■ Material for the task:
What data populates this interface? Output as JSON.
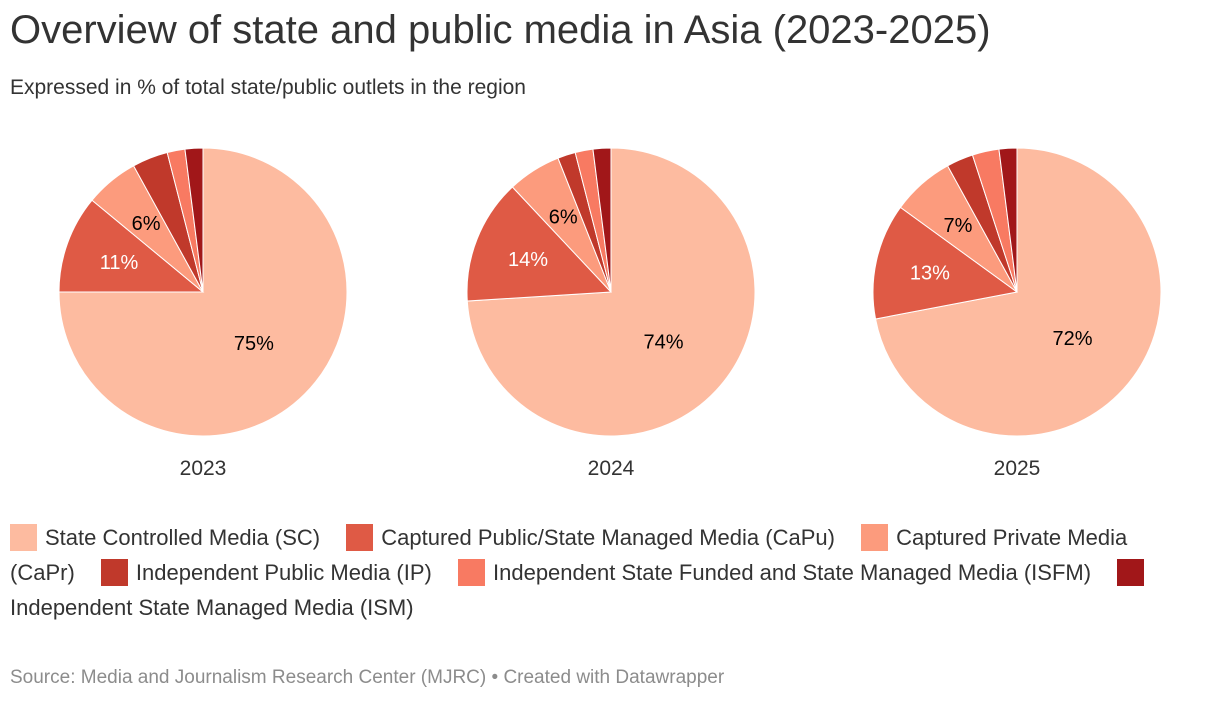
{
  "chart_data": {
    "type": "pie",
    "title": "Overview of state and public media in Asia (2023-2025)",
    "subtitle": "Expressed in % of total state/public outlets in the region",
    "source": "Source: Media and Journalism Research Center (MJRC) • Created with Datawrapper",
    "categories": [
      "State Controlled Media (SC)",
      "Captured Public/State Managed Media (CaPu)",
      "Captured Private Media (CaPr)",
      "Independent Public Media (IP)",
      "Independent State Funded and State Managed Media (ISFM)",
      "Independent State Managed Media (ISM)"
    ],
    "colors": [
      "#fdbba0",
      "#df5a45",
      "#fc9b7d",
      "#c0392b",
      "#f87a62",
      "#a11719"
    ],
    "pies": [
      {
        "label": "2023",
        "values": [
          75,
          11,
          6,
          4,
          2,
          2
        ],
        "data_labels": [
          "75%",
          "11%",
          "6%",
          "",
          "",
          ""
        ]
      },
      {
        "label": "2024",
        "values": [
          74,
          14,
          6,
          2,
          2,
          2
        ],
        "data_labels": [
          "74%",
          "14%",
          "6%",
          "",
          "",
          ""
        ]
      },
      {
        "label": "2025",
        "values": [
          72,
          13,
          7,
          3,
          3,
          2
        ],
        "data_labels": [
          "72%",
          "13%",
          "7%",
          "",
          "",
          ""
        ]
      }
    ],
    "legend_position": "bottom"
  }
}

■ Problem to solve: Copy every line of the material in which the word "Independent" occurs.

■ Complete answer:
      "Independent Public Media (IP)",
      "Independent State Funded and State Managed Media (ISFM)",
      "Independent State Managed Media (ISM)"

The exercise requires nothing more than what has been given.